# [Stated problem]
Everything in the data should be repeated exactly, save for the images.

# [Input records]
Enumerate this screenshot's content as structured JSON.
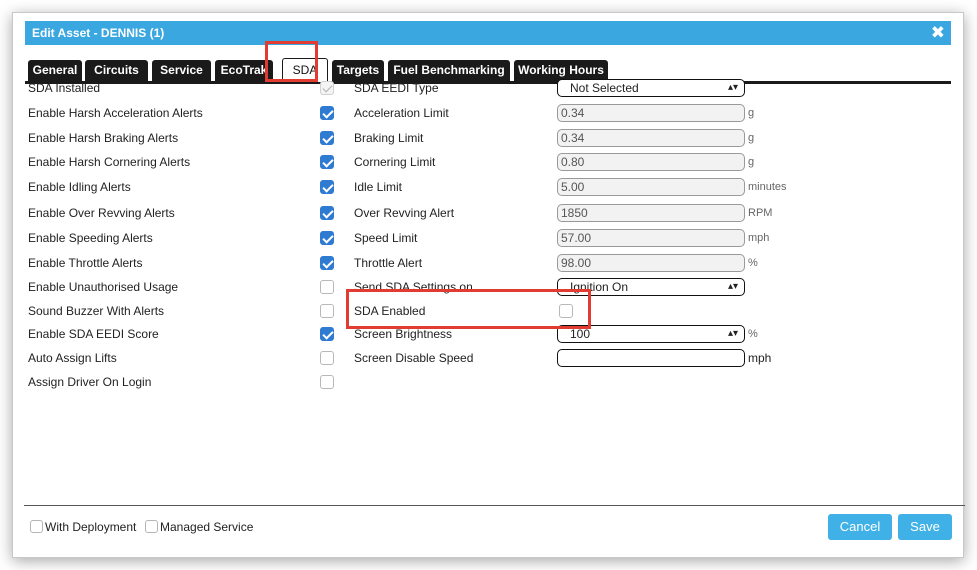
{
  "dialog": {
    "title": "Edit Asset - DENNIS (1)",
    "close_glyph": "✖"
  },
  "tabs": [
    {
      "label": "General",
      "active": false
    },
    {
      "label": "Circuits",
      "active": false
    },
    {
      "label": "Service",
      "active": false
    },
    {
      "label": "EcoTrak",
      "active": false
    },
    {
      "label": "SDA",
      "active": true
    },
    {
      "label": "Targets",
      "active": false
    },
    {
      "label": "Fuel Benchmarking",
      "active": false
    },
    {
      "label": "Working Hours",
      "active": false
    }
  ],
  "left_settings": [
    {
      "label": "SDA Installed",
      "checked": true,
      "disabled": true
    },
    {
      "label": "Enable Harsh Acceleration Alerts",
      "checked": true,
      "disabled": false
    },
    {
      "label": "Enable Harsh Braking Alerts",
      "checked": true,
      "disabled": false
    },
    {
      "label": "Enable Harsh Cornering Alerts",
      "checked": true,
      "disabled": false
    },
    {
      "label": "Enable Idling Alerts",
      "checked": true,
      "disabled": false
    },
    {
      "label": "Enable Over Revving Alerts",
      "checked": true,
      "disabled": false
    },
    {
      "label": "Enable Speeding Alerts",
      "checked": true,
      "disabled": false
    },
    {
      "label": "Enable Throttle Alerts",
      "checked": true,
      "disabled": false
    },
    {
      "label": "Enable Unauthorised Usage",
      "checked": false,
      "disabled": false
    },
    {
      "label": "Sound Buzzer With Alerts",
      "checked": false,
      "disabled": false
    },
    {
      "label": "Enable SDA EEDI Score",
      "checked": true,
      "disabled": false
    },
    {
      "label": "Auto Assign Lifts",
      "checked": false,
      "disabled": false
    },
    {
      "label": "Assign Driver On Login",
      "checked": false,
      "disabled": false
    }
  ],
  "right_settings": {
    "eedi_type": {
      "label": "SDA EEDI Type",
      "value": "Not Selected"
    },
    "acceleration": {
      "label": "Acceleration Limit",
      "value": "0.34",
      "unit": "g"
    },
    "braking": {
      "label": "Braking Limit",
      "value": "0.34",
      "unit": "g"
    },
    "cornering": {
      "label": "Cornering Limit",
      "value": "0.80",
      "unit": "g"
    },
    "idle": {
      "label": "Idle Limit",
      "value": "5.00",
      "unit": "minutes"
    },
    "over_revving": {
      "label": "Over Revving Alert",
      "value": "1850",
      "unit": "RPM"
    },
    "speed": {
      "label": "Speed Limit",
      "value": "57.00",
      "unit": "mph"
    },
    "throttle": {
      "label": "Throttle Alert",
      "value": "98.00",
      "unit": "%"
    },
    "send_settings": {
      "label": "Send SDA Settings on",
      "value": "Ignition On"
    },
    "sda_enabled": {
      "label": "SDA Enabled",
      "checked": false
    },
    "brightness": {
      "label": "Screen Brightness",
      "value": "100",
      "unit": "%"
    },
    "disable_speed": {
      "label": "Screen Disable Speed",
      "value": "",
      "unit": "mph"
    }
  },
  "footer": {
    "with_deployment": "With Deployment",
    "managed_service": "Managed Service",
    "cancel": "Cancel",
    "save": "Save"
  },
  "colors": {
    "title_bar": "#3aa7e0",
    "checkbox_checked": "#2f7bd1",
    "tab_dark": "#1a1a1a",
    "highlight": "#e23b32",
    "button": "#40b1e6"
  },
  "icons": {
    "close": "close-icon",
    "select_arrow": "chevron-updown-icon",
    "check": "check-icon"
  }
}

# [Response for this exercise]
Enumerate this screenshot's content as structured JSON.
{
  "dialog": {
    "title": "Edit Asset - DENNIS (1)",
    "close_glyph": "✖"
  },
  "tabs": [
    {
      "label": "General",
      "active": false
    },
    {
      "label": "Circuits",
      "active": false
    },
    {
      "label": "Service",
      "active": false
    },
    {
      "label": "EcoTrak",
      "active": false
    },
    {
      "label": "SDA",
      "active": true
    },
    {
      "label": "Targets",
      "active": false
    },
    {
      "label": "Fuel Benchmarking",
      "active": false
    },
    {
      "label": "Working Hours",
      "active": false
    }
  ],
  "left_settings": [
    {
      "label": "SDA Installed",
      "checked": true,
      "disabled": true
    },
    {
      "label": "Enable Harsh Acceleration Alerts",
      "checked": true,
      "disabled": false
    },
    {
      "label": "Enable Harsh Braking Alerts",
      "checked": true,
      "disabled": false
    },
    {
      "label": "Enable Harsh Cornering Alerts",
      "checked": true,
      "disabled": false
    },
    {
      "label": "Enable Idling Alerts",
      "checked": true,
      "disabled": false
    },
    {
      "label": "Enable Over Revving Alerts",
      "checked": true,
      "disabled": false
    },
    {
      "label": "Enable Speeding Alerts",
      "checked": true,
      "disabled": false
    },
    {
      "label": "Enable Throttle Alerts",
      "checked": true,
      "disabled": false
    },
    {
      "label": "Enable Unauthorised Usage",
      "checked": false,
      "disabled": false
    },
    {
      "label": "Sound Buzzer With Alerts",
      "checked": false,
      "disabled": false
    },
    {
      "label": "Enable SDA EEDI Score",
      "checked": true,
      "disabled": false
    },
    {
      "label": "Auto Assign Lifts",
      "checked": false,
      "disabled": false
    },
    {
      "label": "Assign Driver On Login",
      "checked": false,
      "disabled": false
    }
  ],
  "right_settings": {
    "eedi_type": {
      "label": "SDA EEDI Type",
      "value": "Not Selected"
    },
    "acceleration": {
      "label": "Acceleration Limit",
      "value": "0.34",
      "unit": "g"
    },
    "braking": {
      "label": "Braking Limit",
      "value": "0.34",
      "unit": "g"
    },
    "cornering": {
      "label": "Cornering Limit",
      "value": "0.80",
      "unit": "g"
    },
    "idle": {
      "label": "Idle Limit",
      "value": "5.00",
      "unit": "minutes"
    },
    "over_revving": {
      "label": "Over Revving Alert",
      "value": "1850",
      "unit": "RPM"
    },
    "speed": {
      "label": "Speed Limit",
      "value": "57.00",
      "unit": "mph"
    },
    "throttle": {
      "label": "Throttle Alert",
      "value": "98.00",
      "unit": "%"
    },
    "send_settings": {
      "label": "Send SDA Settings on",
      "value": "Ignition On"
    },
    "sda_enabled": {
      "label": "SDA Enabled",
      "checked": false
    },
    "brightness": {
      "label": "Screen Brightness",
      "value": "100",
      "unit": "%"
    },
    "disable_speed": {
      "label": "Screen Disable Speed",
      "value": "",
      "unit": "mph"
    }
  },
  "footer": {
    "with_deployment": "With Deployment",
    "managed_service": "Managed Service",
    "cancel": "Cancel",
    "save": "Save"
  },
  "colors": {
    "title_bar": "#3aa7e0",
    "checkbox_checked": "#2f7bd1",
    "tab_dark": "#1a1a1a",
    "highlight": "#e23b32",
    "button": "#40b1e6"
  },
  "icons": {
    "close": "close-icon",
    "select_arrow": "chevron-updown-icon",
    "check": "check-icon"
  }
}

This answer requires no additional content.